> _Set task_: Repeat each entry in full, exactly.

====== Extracted entries ======

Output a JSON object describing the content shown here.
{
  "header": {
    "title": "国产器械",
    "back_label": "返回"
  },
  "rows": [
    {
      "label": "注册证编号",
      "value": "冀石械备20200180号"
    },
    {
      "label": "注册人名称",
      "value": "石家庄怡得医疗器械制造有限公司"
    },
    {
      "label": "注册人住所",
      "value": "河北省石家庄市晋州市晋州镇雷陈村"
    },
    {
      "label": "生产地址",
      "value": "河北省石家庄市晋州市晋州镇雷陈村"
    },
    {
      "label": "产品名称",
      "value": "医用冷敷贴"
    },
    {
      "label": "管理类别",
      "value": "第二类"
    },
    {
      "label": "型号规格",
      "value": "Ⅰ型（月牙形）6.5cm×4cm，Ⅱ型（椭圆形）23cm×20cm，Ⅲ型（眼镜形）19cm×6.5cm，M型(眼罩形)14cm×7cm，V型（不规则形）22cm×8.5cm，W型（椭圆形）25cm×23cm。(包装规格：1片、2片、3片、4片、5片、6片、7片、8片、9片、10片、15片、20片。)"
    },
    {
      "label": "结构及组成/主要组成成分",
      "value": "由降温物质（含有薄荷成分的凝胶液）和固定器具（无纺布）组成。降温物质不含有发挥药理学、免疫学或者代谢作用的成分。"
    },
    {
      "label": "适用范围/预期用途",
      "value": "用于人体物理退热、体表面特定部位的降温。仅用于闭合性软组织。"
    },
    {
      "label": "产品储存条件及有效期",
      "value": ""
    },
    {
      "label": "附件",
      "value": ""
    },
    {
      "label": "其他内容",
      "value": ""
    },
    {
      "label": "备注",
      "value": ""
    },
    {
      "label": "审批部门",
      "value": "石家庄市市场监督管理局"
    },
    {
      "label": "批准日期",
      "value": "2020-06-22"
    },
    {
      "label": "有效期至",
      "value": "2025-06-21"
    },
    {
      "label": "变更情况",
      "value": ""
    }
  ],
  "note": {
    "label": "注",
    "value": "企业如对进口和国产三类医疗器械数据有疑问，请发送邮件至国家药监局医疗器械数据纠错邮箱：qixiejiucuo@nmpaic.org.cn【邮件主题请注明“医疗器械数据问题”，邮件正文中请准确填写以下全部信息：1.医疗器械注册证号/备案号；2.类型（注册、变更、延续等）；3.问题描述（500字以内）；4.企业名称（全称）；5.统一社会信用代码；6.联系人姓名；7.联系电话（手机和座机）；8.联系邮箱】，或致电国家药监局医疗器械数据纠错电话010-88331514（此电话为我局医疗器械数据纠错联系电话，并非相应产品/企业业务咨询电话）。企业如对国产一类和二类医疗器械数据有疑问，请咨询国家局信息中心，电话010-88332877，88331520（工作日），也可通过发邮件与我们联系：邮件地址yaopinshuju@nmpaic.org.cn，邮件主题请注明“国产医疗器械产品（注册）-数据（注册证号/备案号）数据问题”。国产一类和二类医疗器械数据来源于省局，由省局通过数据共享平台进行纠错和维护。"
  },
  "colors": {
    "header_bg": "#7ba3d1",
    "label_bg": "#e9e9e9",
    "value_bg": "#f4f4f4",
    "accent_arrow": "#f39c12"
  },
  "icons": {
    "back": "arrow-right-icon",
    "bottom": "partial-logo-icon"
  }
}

======

> _Expected answer_:
Output a JSON object describing the content shown here.
{
  "header": {
    "title": "国产器械",
    "back_label": "返回"
  },
  "rows": [
    {
      "label": "注册证编号",
      "value": "冀石械备20200180号"
    },
    {
      "label": "注册人名称",
      "value": "石家庄怡得医疗器械制造有限公司"
    },
    {
      "label": "注册人住所",
      "value": "河北省石家庄市晋州市晋州镇雷陈村"
    },
    {
      "label": "生产地址",
      "value": "河北省石家庄市晋州市晋州镇雷陈村"
    },
    {
      "label": "产品名称",
      "value": "医用冷敷贴"
    },
    {
      "label": "管理类别",
      "value": "第二类"
    },
    {
      "label": "型号规格",
      "value": "Ⅰ型（月牙形）6.5cm×4cm，Ⅱ型（椭圆形）23cm×20cm，Ⅲ型（眼镜形）19cm×6.5cm，M型(眼罩形)14cm×7cm，V型（不规则形）22cm×8.5cm，W型（椭圆形）25cm×23cm。(包装规格：1片、2片、3片、4片、5片、6片、7片、8片、9片、10片、15片、20片。)"
    },
    {
      "label": "结构及组成/主要组成成分",
      "value": "由降温物质（含有薄荷成分的凝胶液）和固定器具（无纺布）组成。降温物质不含有发挥药理学、免疫学或者代谢作用的成分。"
    },
    {
      "label": "适用范围/预期用途",
      "value": "用于人体物理退热、体表面特定部位的降温。仅用于闭合性软组织。"
    },
    {
      "label": "产品储存条件及有效期",
      "value": ""
    },
    {
      "label": "附件",
      "value": ""
    },
    {
      "label": "其他内容",
      "value": ""
    },
    {
      "label": "备注",
      "value": ""
    },
    {
      "label": "审批部门",
      "value": "石家庄市市场监督管理局"
    },
    {
      "label": "批准日期",
      "value": "2020-06-22"
    },
    {
      "label": "有效期至",
      "value": "2025-06-21"
    },
    {
      "label": "变更情况",
      "value": ""
    }
  ],
  "note": {
    "label": "注",
    "value": "企业如对进口和国产三类医疗器械数据有疑问，请发送邮件至国家药监局医疗器械数据纠错邮箱：qixiejiucuo@nmpaic.org.cn【邮件主题请注明“医疗器械数据问题”，邮件正文中请准确填写以下全部信息：1.医疗器械注册证号/备案号；2.类型（注册、变更、延续等）；3.问题描述（500字以内）；4.企业名称（全称）；5.统一社会信用代码；6.联系人姓名；7.联系电话（手机和座机）；8.联系邮箱】，或致电国家药监局医疗器械数据纠错电话010-88331514（此电话为我局医疗器械数据纠错联系电话，并非相应产品/企业业务咨询电话）。企业如对国产一类和二类医疗器械数据有疑问，请咨询国家局信息中心，电话010-88332877，88331520（工作日），也可通过发邮件与我们联系：邮件地址yaopinshuju@nmpaic.org.cn，邮件主题请注明“国产医疗器械产品（注册）-数据（注册证号/备案号）数据问题”。国产一类和二类医疗器械数据来源于省局，由省局通过数据共享平台进行纠错和维护。"
  },
  "colors": {
    "header_bg": "#7ba3d1",
    "label_bg": "#e9e9e9",
    "value_bg": "#f4f4f4",
    "accent_arrow": "#f39c12"
  },
  "icons": {
    "back": "arrow-right-icon",
    "bottom": "partial-logo-icon"
  }
}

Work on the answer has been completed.